THE REQUEST:
Repeat all of the records verbatim.

____ RECORDS FOR THE TASK

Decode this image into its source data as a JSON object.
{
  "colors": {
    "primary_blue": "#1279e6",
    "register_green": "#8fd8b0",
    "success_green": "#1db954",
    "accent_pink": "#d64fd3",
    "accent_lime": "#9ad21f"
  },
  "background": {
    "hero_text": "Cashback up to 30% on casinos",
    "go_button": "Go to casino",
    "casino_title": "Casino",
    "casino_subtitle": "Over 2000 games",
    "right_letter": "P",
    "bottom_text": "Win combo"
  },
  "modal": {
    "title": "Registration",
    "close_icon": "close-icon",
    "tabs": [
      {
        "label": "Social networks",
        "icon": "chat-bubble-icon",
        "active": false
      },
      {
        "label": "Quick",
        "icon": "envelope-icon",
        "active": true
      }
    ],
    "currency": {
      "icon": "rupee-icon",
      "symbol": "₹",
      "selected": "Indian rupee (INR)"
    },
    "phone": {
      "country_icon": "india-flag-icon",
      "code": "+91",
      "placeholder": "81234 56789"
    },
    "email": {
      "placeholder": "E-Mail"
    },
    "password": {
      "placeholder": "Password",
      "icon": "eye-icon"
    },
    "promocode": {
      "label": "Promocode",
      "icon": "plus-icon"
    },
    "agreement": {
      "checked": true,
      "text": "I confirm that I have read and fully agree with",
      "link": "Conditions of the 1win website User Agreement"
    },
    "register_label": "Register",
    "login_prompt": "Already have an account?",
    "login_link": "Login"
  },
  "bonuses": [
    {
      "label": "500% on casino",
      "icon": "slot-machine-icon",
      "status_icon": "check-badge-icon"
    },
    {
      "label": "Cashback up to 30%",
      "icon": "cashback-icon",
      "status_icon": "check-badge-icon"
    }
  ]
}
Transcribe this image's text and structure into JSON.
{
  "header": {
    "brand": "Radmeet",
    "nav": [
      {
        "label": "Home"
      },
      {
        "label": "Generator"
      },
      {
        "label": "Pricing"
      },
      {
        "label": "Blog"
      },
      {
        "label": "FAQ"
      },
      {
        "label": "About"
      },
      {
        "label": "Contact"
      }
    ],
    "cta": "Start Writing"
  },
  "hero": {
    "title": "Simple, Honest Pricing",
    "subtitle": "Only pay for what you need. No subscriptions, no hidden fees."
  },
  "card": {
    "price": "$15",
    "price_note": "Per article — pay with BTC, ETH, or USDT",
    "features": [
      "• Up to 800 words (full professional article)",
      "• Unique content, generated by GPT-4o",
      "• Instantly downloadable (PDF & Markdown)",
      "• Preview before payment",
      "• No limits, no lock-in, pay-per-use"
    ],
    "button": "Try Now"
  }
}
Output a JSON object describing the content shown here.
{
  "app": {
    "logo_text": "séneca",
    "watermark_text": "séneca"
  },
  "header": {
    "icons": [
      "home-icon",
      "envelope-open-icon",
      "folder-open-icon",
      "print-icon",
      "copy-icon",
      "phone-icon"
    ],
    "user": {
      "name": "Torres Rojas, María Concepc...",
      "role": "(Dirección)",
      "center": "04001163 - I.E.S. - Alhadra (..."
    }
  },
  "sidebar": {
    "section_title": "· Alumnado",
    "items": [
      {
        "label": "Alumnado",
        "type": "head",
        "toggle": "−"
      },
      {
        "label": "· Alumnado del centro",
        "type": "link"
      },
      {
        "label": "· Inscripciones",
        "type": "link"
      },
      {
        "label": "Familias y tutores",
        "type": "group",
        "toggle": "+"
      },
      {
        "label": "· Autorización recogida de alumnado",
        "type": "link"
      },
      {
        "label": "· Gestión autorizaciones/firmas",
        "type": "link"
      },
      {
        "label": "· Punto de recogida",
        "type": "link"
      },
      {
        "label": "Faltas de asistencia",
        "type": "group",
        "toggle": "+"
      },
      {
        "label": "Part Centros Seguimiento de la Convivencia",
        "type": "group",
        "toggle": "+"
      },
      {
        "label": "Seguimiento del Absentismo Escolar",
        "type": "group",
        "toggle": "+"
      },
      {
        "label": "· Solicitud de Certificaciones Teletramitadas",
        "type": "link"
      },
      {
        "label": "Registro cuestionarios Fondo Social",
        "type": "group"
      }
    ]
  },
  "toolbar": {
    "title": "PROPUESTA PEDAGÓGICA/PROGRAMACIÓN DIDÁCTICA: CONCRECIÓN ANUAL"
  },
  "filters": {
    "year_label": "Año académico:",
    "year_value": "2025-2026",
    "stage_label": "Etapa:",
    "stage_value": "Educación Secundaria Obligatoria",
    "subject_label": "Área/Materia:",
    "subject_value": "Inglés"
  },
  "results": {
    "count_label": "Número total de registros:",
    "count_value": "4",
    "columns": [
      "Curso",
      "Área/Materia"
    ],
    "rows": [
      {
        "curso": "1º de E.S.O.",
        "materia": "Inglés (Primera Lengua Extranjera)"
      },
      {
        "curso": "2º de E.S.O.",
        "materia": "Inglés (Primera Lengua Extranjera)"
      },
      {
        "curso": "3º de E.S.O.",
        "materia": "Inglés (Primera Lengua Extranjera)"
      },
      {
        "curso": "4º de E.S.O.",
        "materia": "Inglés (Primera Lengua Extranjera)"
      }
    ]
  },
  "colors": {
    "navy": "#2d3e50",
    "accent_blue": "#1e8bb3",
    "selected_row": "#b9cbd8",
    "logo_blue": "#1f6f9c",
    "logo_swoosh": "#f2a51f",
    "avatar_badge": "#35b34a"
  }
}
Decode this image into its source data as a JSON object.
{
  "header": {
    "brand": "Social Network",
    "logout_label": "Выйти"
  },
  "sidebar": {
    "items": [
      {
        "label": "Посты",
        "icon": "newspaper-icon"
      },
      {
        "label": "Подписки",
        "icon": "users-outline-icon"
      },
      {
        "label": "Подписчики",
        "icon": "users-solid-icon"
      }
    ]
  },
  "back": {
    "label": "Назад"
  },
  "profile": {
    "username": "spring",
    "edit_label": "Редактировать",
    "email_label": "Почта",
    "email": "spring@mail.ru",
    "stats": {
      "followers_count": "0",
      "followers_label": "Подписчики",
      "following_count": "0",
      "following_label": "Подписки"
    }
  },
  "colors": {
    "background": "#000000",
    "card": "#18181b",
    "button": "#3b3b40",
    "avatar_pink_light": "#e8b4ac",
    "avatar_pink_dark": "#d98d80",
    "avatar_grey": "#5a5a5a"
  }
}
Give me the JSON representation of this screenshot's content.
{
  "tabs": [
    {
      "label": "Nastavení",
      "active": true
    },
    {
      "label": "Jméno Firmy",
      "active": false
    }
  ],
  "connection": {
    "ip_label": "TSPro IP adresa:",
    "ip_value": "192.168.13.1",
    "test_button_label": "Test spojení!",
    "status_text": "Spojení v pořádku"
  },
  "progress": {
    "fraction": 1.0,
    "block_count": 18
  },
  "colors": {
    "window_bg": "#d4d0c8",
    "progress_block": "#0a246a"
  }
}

________

TASK SOLUTION:
Decode this image into its source data as a JSON object.
{
  "colors": {
    "primary_blue": "#1279e6",
    "register_green": "#8fd8b0",
    "success_green": "#1db954",
    "accent_pink": "#d64fd3",
    "accent_lime": "#9ad21f"
  },
  "background": {
    "hero_text": "Cashback up to 30% on casinos",
    "go_button": "Go to casino",
    "casino_title": "Casino",
    "casino_subtitle": "Over 2000 games",
    "right_letter": "P",
    "bottom_text": "Win combo"
  },
  "modal": {
    "title": "Registration",
    "close_icon": "close-icon",
    "tabs": [
      {
        "label": "Social networks",
        "icon": "chat-bubble-icon",
        "active": false
      },
      {
        "label": "Quick",
        "icon": "envelope-icon",
        "active": true
      }
    ],
    "currency": {
      "icon": "rupee-icon",
      "symbol": "₹",
      "selected": "Indian rupee (INR)"
    },
    "phone": {
      "country_icon": "india-flag-icon",
      "code": "+91",
      "placeholder": "81234 56789"
    },
    "email": {
      "placeholder": "E-Mail"
    },
    "password": {
      "placeholder": "Password",
      "icon": "eye-icon"
    },
    "promocode": {
      "label": "Promocode",
      "icon": "plus-icon"
    },
    "agreement": {
      "checked": true,
      "text": "I confirm that I have read and fully agree with",
      "link": "Conditions of the 1win website User Agreement"
    },
    "register_label": "Register",
    "login_prompt": "Already have an account?",
    "login_link": "Login"
  },
  "bonuses": [
    {
      "label": "500% on casino",
      "icon": "slot-machine-icon",
      "status_icon": "check-badge-icon"
    },
    {
      "label": "Cashback up to 30%",
      "icon": "cashback-icon",
      "status_icon": "check-badge-icon"
    }
  ]
}
Transcribe this image's text and structure into JSON.
{
  "header": {
    "brand": "Radmeet",
    "nav": [
      {
        "label": "Home"
      },
      {
        "label": "Generator"
      },
      {
        "label": "Pricing"
      },
      {
        "label": "Blog"
      },
      {
        "label": "FAQ"
      },
      {
        "label": "About"
      },
      {
        "label": "Contact"
      }
    ],
    "cta": "Start Writing"
  },
  "hero": {
    "title": "Simple, Honest Pricing",
    "subtitle": "Only pay for what you need. No subscriptions, no hidden fees."
  },
  "card": {
    "price": "$15",
    "price_note": "Per article — pay with BTC, ETH, or USDT",
    "features": [
      "• Up to 800 words (full professional article)",
      "• Unique content, generated by GPT-4o",
      "• Instantly downloadable (PDF & Markdown)",
      "• Preview before payment",
      "• No limits, no lock-in, pay-per-use"
    ],
    "button": "Try Now"
  }
}
Output a JSON object describing the content shown here.
{
  "app": {
    "logo_text": "séneca",
    "watermark_text": "séneca"
  },
  "header": {
    "icons": [
      "home-icon",
      "envelope-open-icon",
      "folder-open-icon",
      "print-icon",
      "copy-icon",
      "phone-icon"
    ],
    "user": {
      "name": "Torres Rojas, María Concepc...",
      "role": "(Dirección)",
      "center": "04001163 - I.E.S. - Alhadra (..."
    }
  },
  "sidebar": {
    "section_title": "· Alumnado",
    "items": [
      {
        "label": "Alumnado",
        "type": "head",
        "toggle": "−"
      },
      {
        "label": "· Alumnado del centro",
        "type": "link"
      },
      {
        "label": "· Inscripciones",
        "type": "link"
      },
      {
        "label": "Familias y tutores",
        "type": "group",
        "toggle": "+"
      },
      {
        "label": "· Autorización recogida de alumnado",
        "type": "link"
      },
      {
        "label": "· Gestión autorizaciones/firmas",
        "type": "link"
      },
      {
        "label": "· Punto de recogida",
        "type": "link"
      },
      {
        "label": "Faltas de asistencia",
        "type": "group",
        "toggle": "+"
      },
      {
        "label": "Part Centros Seguimiento de la Convivencia",
        "type": "group",
        "toggle": "+"
      },
      {
        "label": "Seguimiento del Absentismo Escolar",
        "type": "group",
        "toggle": "+"
      },
      {
        "label": "· Solicitud de Certificaciones Teletramitadas",
        "type": "link"
      },
      {
        "label": "Registro cuestionarios Fondo Social",
        "type": "group"
      }
    ]
  },
  "toolbar": {
    "title": "PROPUESTA PEDAGÓGICA/PROGRAMACIÓN DIDÁCTICA: CONCRECIÓN ANUAL"
  },
  "filters": {
    "year_label": "Año académico:",
    "year_value": "2025-2026",
    "stage_label": "Etapa:",
    "stage_value": "Educación Secundaria Obligatoria",
    "subject_label": "Área/Materia:",
    "subject_value": "Inglés"
  },
  "results": {
    "count_label": "Número total de registros:",
    "count_value": "4",
    "columns": [
      "Curso",
      "Área/Materia"
    ],
    "rows": [
      {
        "curso": "1º de E.S.O.",
        "materia": "Inglés (Primera Lengua Extranjera)"
      },
      {
        "curso": "2º de E.S.O.",
        "materia": "Inglés (Primera Lengua Extranjera)"
      },
      {
        "curso": "3º de E.S.O.",
        "materia": "Inglés (Primera Lengua Extranjera)"
      },
      {
        "curso": "4º de E.S.O.",
        "materia": "Inglés (Primera Lengua Extranjera)"
      }
    ]
  },
  "colors": {
    "navy": "#2d3e50",
    "accent_blue": "#1e8bb3",
    "selected_row": "#b9cbd8",
    "logo_blue": "#1f6f9c",
    "logo_swoosh": "#f2a51f",
    "avatar_badge": "#35b34a"
  }
}
Decode this image into its source data as a JSON object.
{
  "header": {
    "brand": "Social Network",
    "logout_label": "Выйти"
  },
  "sidebar": {
    "items": [
      {
        "label": "Посты",
        "icon": "newspaper-icon"
      },
      {
        "label": "Подписки",
        "icon": "users-outline-icon"
      },
      {
        "label": "Подписчики",
        "icon": "users-solid-icon"
      }
    ]
  },
  "back": {
    "label": "Назад"
  },
  "profile": {
    "username": "spring",
    "edit_label": "Редактировать",
    "email_label": "Почта",
    "email": "spring@mail.ru",
    "stats": {
      "followers_count": "0",
      "followers_label": "Подписчики",
      "following_count": "0",
      "following_label": "Подписки"
    }
  },
  "colors": {
    "background": "#000000",
    "card": "#18181b",
    "button": "#3b3b40",
    "avatar_pink_light": "#e8b4ac",
    "avatar_pink_dark": "#d98d80",
    "avatar_grey": "#5a5a5a"
  }
}
Give me the JSON representation of this screenshot's content.
{
  "tabs": [
    {
      "label": "Nastavení",
      "active": true
    },
    {
      "label": "Jméno Firmy",
      "active": false
    }
  ],
  "connection": {
    "ip_label": "TSPro IP adresa:",
    "ip_value": "192.168.13.1",
    "test_button_label": "Test spojení!",
    "status_text": "Spojení v pořádku"
  },
  "progress": {
    "fraction": 1.0,
    "block_count": 18
  },
  "colors": {
    "window_bg": "#d4d0c8",
    "progress_block": "#0a246a"
  }
}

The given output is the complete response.